> [Data for processing]
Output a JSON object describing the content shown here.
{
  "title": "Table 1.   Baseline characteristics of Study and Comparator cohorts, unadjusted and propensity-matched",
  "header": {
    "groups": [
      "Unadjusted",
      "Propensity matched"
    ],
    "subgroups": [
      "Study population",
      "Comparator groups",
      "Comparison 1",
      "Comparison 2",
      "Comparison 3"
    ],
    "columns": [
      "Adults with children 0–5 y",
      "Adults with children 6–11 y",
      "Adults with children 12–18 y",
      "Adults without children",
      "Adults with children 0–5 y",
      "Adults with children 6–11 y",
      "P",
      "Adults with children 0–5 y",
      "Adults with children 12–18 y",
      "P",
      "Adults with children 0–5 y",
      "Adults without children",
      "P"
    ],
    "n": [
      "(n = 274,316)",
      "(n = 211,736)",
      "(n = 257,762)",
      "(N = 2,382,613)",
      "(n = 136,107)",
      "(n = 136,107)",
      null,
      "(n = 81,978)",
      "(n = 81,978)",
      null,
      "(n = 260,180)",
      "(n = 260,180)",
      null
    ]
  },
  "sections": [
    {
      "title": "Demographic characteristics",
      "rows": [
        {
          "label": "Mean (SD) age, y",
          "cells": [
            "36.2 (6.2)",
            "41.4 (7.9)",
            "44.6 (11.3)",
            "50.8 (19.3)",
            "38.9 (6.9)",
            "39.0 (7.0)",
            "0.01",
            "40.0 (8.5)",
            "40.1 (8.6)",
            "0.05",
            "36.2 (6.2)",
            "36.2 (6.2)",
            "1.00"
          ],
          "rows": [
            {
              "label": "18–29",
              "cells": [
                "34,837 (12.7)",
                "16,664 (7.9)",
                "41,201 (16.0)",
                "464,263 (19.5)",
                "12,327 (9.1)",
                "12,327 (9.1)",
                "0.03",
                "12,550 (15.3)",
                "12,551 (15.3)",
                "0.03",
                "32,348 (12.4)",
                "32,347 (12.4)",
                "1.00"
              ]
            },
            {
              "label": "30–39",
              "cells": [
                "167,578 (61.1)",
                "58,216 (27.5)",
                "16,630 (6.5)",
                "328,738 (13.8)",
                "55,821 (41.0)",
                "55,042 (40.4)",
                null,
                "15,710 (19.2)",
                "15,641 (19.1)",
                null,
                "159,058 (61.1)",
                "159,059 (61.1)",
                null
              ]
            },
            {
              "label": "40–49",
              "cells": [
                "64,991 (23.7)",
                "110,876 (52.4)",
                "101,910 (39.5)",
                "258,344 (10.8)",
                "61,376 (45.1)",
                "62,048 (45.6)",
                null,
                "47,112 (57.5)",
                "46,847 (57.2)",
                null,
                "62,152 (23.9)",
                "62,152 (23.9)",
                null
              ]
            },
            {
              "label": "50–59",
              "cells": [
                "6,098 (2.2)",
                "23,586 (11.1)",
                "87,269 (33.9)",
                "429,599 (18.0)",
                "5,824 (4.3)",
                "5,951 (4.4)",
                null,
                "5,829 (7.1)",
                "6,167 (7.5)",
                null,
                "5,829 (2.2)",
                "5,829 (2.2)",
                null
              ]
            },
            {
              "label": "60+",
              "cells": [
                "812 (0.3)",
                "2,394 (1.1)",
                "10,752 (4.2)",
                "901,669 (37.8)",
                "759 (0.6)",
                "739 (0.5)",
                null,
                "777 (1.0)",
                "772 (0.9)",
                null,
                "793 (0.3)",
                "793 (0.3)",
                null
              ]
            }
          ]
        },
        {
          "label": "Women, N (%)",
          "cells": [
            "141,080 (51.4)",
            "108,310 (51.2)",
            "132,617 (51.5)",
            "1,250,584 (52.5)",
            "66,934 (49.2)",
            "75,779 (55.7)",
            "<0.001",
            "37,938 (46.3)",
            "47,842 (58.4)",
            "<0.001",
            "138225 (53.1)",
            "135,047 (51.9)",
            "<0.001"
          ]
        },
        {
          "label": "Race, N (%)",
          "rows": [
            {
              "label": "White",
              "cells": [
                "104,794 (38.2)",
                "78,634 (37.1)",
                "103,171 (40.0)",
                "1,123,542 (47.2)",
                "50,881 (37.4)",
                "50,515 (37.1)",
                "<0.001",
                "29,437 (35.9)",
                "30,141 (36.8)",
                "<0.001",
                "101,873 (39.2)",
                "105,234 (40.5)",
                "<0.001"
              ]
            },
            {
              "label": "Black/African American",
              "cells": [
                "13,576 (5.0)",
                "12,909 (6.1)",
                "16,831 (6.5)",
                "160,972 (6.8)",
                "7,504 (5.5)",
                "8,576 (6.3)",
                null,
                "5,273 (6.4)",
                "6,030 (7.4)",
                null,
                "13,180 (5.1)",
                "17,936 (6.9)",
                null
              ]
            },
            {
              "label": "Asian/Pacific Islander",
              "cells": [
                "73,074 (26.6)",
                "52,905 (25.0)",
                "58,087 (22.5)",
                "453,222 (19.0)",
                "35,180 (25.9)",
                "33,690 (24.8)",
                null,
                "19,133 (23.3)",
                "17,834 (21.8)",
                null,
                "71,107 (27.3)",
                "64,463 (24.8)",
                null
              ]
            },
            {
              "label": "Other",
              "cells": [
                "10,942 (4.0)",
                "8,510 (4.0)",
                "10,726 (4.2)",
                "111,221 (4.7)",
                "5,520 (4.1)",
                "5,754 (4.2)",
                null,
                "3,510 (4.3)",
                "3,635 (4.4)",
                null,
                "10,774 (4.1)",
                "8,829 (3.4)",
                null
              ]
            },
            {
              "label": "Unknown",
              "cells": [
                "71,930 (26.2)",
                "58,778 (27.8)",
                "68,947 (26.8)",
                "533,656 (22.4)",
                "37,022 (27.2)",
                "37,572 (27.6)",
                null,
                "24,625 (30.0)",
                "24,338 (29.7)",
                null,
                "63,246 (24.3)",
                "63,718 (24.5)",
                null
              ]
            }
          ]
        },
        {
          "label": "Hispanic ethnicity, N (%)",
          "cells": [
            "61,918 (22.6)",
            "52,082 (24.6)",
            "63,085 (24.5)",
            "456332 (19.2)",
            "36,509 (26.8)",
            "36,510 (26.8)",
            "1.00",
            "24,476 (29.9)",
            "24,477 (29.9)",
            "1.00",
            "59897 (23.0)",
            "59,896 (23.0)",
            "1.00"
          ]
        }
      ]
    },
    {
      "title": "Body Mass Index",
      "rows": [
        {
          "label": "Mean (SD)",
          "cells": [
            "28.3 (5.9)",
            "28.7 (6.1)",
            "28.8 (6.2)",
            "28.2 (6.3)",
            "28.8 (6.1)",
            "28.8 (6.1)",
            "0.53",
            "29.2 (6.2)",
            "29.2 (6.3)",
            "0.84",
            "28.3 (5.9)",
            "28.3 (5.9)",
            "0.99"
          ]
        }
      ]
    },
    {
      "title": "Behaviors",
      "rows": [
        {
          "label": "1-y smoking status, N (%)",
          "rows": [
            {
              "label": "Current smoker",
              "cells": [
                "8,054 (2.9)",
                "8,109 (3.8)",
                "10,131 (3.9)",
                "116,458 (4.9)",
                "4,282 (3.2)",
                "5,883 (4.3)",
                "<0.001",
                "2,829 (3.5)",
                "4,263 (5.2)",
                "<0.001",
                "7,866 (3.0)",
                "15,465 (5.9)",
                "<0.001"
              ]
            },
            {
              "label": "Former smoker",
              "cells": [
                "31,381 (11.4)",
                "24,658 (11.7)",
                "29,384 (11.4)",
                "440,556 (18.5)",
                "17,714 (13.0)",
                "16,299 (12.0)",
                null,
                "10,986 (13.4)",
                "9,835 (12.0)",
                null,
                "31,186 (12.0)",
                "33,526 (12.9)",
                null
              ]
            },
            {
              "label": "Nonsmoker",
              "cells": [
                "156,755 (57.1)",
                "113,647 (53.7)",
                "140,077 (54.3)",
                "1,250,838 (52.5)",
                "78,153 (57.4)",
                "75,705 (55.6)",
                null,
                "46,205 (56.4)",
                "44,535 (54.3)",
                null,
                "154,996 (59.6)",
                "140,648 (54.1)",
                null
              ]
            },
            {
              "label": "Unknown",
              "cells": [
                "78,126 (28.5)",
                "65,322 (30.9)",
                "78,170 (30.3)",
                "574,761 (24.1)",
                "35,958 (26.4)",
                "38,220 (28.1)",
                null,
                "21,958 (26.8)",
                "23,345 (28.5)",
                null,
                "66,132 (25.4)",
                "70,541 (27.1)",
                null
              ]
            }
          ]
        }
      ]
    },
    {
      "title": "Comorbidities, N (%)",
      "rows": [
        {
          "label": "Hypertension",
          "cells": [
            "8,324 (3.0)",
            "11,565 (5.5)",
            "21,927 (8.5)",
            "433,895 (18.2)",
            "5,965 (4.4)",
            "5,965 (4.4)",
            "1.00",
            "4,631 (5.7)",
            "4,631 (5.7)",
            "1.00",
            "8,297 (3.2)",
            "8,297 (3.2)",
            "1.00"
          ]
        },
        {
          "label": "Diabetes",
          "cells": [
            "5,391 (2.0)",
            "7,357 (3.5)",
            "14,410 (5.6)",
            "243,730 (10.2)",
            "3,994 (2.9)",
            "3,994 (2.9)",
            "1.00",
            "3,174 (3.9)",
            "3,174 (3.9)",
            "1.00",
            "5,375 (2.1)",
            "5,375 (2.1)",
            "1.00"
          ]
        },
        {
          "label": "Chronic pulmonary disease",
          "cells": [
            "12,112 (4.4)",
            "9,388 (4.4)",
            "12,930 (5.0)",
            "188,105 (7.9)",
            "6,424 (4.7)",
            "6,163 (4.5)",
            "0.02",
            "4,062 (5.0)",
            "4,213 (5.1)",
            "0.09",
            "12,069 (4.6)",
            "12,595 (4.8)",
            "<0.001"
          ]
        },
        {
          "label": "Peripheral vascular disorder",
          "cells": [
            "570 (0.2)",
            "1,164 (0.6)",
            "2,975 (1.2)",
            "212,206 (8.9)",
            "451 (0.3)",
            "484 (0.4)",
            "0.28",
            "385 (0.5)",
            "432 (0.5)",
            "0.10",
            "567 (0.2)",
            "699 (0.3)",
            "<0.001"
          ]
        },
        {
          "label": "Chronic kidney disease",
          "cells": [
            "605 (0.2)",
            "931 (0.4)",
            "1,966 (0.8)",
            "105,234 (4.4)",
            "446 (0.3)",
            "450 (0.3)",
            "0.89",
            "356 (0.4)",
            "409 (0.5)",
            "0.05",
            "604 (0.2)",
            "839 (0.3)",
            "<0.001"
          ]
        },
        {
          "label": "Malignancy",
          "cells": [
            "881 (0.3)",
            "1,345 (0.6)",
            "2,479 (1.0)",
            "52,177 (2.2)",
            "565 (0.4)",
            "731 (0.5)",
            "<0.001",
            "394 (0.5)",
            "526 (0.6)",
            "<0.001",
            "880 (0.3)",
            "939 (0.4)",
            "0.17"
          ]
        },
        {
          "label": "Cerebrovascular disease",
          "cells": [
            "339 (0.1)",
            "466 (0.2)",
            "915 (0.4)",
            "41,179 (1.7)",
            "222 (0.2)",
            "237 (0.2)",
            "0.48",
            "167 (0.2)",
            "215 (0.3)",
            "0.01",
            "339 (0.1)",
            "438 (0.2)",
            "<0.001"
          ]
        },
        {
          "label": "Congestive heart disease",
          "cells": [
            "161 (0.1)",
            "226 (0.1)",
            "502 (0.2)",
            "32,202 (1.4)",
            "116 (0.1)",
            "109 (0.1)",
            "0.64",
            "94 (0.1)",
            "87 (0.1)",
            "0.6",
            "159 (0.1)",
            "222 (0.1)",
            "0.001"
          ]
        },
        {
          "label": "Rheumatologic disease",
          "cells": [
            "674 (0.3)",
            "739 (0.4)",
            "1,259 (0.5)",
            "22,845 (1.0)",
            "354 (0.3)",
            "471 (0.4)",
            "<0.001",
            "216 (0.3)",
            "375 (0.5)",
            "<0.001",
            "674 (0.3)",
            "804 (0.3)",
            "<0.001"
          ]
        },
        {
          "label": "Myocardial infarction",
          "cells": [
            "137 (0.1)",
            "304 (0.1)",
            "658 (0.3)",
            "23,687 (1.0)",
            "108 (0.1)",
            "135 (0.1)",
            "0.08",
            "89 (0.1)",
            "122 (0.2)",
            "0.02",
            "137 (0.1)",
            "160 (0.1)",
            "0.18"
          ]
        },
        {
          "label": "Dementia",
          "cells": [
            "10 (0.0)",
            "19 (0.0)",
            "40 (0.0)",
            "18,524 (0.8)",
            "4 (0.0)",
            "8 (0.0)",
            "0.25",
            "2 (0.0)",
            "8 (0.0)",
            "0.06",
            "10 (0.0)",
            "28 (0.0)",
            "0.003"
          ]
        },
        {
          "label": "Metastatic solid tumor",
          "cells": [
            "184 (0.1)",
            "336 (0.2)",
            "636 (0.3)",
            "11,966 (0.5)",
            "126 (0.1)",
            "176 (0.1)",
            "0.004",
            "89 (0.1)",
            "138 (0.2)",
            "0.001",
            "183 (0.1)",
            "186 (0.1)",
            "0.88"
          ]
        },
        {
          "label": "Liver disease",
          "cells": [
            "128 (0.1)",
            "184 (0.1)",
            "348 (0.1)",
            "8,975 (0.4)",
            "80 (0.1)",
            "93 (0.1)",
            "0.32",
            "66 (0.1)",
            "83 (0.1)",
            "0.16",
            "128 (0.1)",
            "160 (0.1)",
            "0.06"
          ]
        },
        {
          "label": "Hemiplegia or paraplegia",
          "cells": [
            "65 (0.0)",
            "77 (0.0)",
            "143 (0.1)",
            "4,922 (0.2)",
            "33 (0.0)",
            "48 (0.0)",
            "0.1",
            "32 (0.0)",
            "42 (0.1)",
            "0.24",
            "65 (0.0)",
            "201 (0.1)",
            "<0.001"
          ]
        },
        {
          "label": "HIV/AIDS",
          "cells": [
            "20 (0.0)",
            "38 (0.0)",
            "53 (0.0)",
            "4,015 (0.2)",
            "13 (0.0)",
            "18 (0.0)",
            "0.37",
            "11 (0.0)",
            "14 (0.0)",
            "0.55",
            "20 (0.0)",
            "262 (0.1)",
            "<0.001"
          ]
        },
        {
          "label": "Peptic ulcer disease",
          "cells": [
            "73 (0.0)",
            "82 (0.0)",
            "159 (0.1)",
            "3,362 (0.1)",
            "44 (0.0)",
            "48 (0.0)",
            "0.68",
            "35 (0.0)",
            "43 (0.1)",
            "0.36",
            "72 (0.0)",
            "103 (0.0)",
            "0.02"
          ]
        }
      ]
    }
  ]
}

> [Exercise] In the records above, some lines may contain the word "Chronic"; copy every one of them.

> [Task output]
          "label": "Chronic pulmonary disease",
          "label": "Chronic kidney disease",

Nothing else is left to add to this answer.